(Data records)
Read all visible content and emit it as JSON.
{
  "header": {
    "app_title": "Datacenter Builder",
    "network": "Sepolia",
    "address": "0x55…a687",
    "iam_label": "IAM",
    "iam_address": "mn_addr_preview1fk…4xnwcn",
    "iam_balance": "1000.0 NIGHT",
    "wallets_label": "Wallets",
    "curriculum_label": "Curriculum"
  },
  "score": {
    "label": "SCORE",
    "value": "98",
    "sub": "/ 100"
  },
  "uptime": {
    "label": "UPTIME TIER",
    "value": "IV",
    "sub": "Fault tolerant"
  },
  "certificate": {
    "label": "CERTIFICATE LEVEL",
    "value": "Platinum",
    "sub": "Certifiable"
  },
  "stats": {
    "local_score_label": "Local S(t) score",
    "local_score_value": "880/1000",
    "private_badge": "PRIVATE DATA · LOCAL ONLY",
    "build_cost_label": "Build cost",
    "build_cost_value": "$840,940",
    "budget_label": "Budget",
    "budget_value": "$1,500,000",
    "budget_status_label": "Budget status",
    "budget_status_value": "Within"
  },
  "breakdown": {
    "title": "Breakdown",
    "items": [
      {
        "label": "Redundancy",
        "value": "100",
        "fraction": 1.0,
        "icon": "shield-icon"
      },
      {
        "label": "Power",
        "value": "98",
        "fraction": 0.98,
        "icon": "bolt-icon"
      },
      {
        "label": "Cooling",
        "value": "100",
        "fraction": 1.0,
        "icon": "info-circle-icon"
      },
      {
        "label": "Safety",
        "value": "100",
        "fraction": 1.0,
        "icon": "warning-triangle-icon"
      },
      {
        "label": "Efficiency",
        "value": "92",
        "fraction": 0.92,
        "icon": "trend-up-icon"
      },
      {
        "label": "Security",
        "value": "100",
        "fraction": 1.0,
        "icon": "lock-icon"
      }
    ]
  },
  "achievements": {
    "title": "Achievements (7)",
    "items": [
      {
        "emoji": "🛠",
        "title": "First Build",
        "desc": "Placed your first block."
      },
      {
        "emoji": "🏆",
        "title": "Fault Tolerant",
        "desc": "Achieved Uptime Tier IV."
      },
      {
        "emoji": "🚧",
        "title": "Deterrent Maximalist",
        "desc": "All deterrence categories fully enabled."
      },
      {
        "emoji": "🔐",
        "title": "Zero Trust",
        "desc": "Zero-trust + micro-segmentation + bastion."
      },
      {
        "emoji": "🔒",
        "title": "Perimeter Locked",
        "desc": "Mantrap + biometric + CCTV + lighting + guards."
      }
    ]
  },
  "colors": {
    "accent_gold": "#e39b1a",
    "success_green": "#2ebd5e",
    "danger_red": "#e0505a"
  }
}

▶ **Task to carry out**
Reproduce the listing in full. Keep it exactly as written.

▶ **Solution to the problem**
Read all visible content and emit it as JSON.
{
  "header": {
    "app_title": "Datacenter Builder",
    "network": "Sepolia",
    "address": "0x55…a687",
    "iam_label": "IAM",
    "iam_address": "mn_addr_preview1fk…4xnwcn",
    "iam_balance": "1000.0 NIGHT",
    "wallets_label": "Wallets",
    "curriculum_label": "Curriculum"
  },
  "score": {
    "label": "SCORE",
    "value": "98",
    "sub": "/ 100"
  },
  "uptime": {
    "label": "UPTIME TIER",
    "value": "IV",
    "sub": "Fault tolerant"
  },
  "certificate": {
    "label": "CERTIFICATE LEVEL",
    "value": "Platinum",
    "sub": "Certifiable"
  },
  "stats": {
    "local_score_label": "Local S(t) score",
    "local_score_value": "880/1000",
    "private_badge": "PRIVATE DATA · LOCAL ONLY",
    "build_cost_label": "Build cost",
    "build_cost_value": "$840,940",
    "budget_label": "Budget",
    "budget_value": "$1,500,000",
    "budget_status_label": "Budget status",
    "budget_status_value": "Within"
  },
  "breakdown": {
    "title": "Breakdown",
    "items": [
      {
        "label": "Redundancy",
        "value": "100",
        "fraction": 1.0,
        "icon": "shield-icon"
      },
      {
        "label": "Power",
        "value": "98",
        "fraction": 0.98,
        "icon": "bolt-icon"
      },
      {
        "label": "Cooling",
        "value": "100",
        "fraction": 1.0,
        "icon": "info-circle-icon"
      },
      {
        "label": "Safety",
        "value": "100",
        "fraction": 1.0,
        "icon": "warning-triangle-icon"
      },
      {
        "label": "Efficiency",
        "value": "92",
        "fraction": 0.92,
        "icon": "trend-up-icon"
      },
      {
        "label": "Security",
        "value": "100",
        "fraction": 1.0,
        "icon": "lock-icon"
      }
    ]
  },
  "achievements": {
    "title": "Achievements (7)",
    "items": [
      {
        "emoji": "🛠",
        "title": "First Build",
        "desc": "Placed your first block."
      },
      {
        "emoji": "🏆",
        "title": "Fault Tolerant",
        "desc": "Achieved Uptime Tier IV."
      },
      {
        "emoji": "🚧",
        "title": "Deterrent Maximalist",
        "desc": "All deterrence categories fully enabled."
      },
      {
        "emoji": "🔐",
        "title": "Zero Trust",
        "desc": "Zero-trust + micro-segmentation + bastion."
      },
      {
        "emoji": "🔒",
        "title": "Perimeter Locked",
        "desc": "Mantrap + biometric + CCTV + lighting + guards."
      }
    ]
  },
  "colors": {
    "accent_gold": "#e39b1a",
    "success_green": "#2ebd5e",
    "danger_red": "#e0505a"
  }
}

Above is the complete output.